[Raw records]
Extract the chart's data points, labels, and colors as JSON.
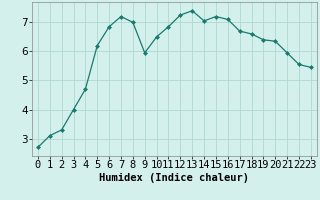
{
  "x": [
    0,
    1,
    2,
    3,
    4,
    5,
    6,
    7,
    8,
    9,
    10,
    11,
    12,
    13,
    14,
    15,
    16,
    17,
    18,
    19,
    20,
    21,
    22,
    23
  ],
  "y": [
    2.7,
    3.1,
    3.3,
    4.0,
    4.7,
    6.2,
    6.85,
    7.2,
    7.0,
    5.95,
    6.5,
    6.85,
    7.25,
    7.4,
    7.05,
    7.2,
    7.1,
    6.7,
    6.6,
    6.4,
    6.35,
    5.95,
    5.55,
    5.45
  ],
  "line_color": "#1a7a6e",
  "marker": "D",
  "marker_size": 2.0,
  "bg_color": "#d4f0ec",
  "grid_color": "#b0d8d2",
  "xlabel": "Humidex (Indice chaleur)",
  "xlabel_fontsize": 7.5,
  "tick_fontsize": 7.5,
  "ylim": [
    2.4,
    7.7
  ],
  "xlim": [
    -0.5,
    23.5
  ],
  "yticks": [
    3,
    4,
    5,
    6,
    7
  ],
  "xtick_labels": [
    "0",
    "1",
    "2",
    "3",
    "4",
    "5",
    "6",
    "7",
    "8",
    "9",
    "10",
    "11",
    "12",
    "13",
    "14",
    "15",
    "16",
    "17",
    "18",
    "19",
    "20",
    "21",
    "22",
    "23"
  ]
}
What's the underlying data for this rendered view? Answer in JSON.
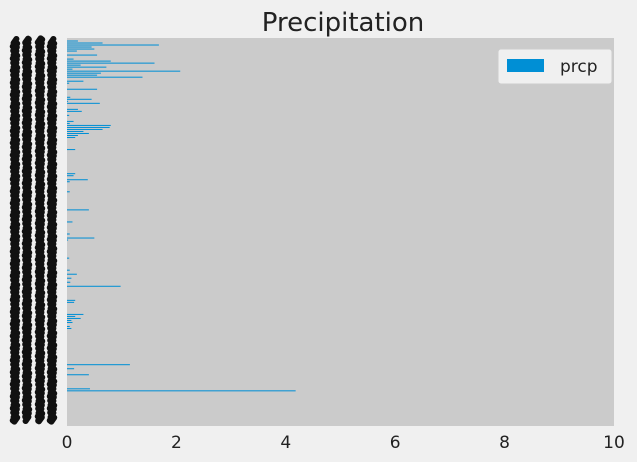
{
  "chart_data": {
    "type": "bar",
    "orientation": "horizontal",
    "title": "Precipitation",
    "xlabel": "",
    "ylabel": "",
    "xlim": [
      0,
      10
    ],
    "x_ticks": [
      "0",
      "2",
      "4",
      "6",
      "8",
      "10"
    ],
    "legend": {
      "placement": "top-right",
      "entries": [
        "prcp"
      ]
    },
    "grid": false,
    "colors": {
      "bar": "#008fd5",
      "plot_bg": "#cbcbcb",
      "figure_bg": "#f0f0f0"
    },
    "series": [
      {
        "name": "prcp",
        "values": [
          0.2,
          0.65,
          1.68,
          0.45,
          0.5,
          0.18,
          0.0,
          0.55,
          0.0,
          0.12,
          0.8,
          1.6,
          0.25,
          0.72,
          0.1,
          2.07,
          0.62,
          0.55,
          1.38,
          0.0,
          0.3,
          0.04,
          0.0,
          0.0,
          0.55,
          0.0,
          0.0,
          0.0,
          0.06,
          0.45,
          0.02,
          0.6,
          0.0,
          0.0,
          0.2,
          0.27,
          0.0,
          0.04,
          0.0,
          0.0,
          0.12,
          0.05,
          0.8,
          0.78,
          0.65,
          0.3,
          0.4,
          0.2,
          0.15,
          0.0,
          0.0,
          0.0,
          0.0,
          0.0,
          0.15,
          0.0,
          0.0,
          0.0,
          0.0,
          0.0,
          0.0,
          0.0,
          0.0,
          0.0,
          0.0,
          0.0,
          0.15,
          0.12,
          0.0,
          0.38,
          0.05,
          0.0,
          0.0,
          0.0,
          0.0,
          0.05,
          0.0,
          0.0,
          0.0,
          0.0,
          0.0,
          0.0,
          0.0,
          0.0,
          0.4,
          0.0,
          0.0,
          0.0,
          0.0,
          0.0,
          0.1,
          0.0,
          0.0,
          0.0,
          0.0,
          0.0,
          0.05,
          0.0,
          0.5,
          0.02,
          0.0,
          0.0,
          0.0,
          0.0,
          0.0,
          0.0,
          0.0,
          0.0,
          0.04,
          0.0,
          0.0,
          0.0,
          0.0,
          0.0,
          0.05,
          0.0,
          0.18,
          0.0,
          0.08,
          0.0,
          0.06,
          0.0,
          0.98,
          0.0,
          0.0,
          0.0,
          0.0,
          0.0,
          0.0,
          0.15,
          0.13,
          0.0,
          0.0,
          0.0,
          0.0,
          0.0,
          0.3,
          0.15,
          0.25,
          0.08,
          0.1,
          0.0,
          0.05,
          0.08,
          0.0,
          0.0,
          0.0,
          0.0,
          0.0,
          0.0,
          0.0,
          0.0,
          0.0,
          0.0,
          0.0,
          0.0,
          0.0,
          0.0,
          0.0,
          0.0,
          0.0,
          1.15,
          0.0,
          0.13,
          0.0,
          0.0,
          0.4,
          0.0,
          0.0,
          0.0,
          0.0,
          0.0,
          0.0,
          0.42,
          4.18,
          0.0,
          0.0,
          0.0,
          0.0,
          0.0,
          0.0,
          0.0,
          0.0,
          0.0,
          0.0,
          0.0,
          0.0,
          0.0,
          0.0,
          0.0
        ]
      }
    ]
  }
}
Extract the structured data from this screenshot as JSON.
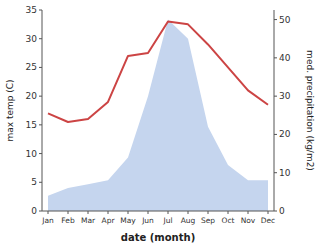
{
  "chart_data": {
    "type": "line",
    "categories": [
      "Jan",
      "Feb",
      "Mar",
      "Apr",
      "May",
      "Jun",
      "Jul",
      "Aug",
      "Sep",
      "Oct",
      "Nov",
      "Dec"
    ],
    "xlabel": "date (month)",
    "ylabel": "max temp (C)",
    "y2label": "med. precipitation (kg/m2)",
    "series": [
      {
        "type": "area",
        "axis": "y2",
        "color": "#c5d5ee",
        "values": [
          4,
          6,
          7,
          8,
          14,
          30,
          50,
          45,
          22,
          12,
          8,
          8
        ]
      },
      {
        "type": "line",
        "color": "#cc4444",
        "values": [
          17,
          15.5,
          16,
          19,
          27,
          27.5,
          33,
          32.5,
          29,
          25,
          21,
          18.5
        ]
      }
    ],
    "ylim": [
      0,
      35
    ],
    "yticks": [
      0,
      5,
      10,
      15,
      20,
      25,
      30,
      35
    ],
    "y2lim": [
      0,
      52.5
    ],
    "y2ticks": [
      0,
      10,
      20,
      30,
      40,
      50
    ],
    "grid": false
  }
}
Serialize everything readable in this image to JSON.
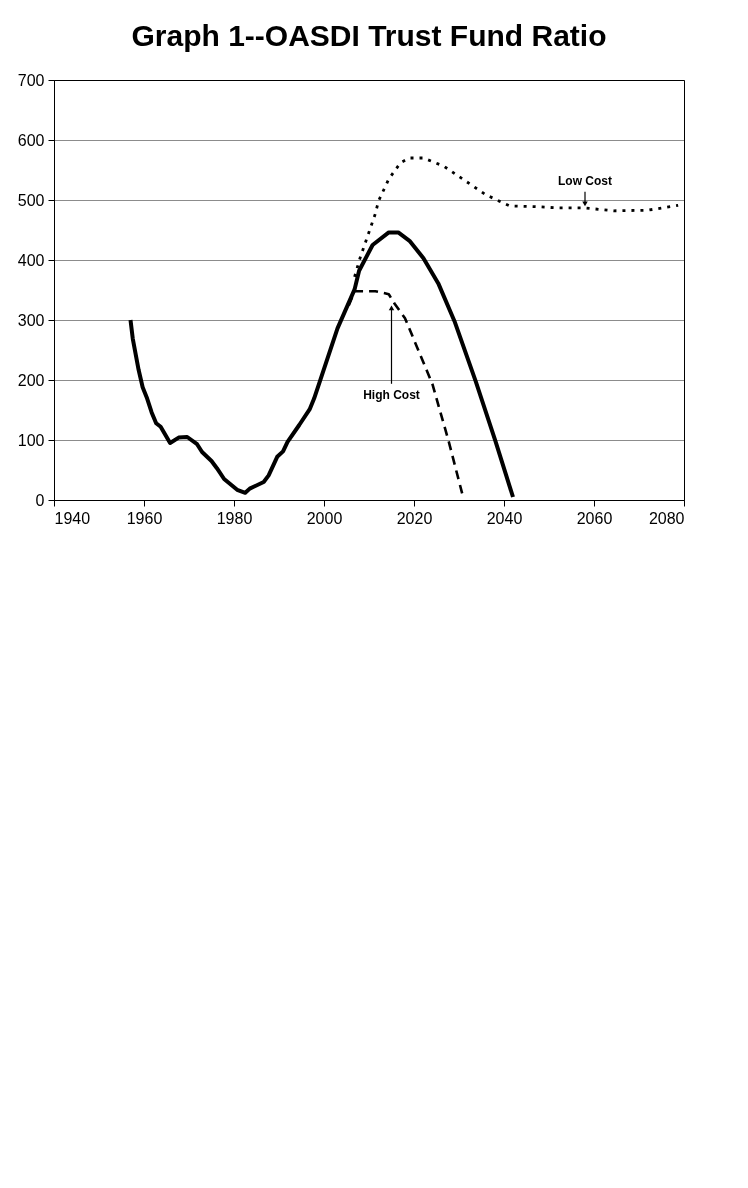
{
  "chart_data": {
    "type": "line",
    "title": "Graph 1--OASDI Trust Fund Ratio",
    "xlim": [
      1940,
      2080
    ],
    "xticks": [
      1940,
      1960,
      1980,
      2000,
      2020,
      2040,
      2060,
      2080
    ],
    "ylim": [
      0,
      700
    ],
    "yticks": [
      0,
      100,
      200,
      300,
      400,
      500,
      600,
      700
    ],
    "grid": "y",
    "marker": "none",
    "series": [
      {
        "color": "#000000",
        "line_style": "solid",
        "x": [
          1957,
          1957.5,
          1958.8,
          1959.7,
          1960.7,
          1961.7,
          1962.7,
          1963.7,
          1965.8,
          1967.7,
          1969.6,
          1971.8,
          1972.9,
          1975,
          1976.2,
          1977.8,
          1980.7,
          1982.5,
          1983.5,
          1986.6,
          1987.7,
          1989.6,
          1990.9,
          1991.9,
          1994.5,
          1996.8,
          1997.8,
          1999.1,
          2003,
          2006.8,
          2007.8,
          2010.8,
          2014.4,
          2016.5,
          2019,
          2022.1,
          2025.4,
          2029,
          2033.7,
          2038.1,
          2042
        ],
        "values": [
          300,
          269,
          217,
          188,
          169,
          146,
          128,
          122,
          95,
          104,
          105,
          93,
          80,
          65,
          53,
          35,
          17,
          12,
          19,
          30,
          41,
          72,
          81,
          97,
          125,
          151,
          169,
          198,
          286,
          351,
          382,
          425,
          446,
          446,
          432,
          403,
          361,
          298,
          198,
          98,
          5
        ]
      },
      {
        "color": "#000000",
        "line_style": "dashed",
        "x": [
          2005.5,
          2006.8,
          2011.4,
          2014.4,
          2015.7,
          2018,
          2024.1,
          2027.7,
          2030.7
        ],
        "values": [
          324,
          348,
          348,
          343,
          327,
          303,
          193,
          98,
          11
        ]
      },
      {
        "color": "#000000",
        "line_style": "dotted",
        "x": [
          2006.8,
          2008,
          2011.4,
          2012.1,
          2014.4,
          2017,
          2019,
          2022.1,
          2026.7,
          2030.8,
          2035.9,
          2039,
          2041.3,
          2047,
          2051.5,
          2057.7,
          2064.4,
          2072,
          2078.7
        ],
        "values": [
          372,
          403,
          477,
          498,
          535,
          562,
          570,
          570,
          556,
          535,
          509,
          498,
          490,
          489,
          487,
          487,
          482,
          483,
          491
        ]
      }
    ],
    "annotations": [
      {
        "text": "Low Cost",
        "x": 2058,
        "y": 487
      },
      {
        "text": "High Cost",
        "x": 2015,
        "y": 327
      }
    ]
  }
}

• **Direction**: In the lines above, find each one with "colors" and list it.

• **Full answer**:
Extract the chart's data points, labels, and colors as JSON.
    "colors": {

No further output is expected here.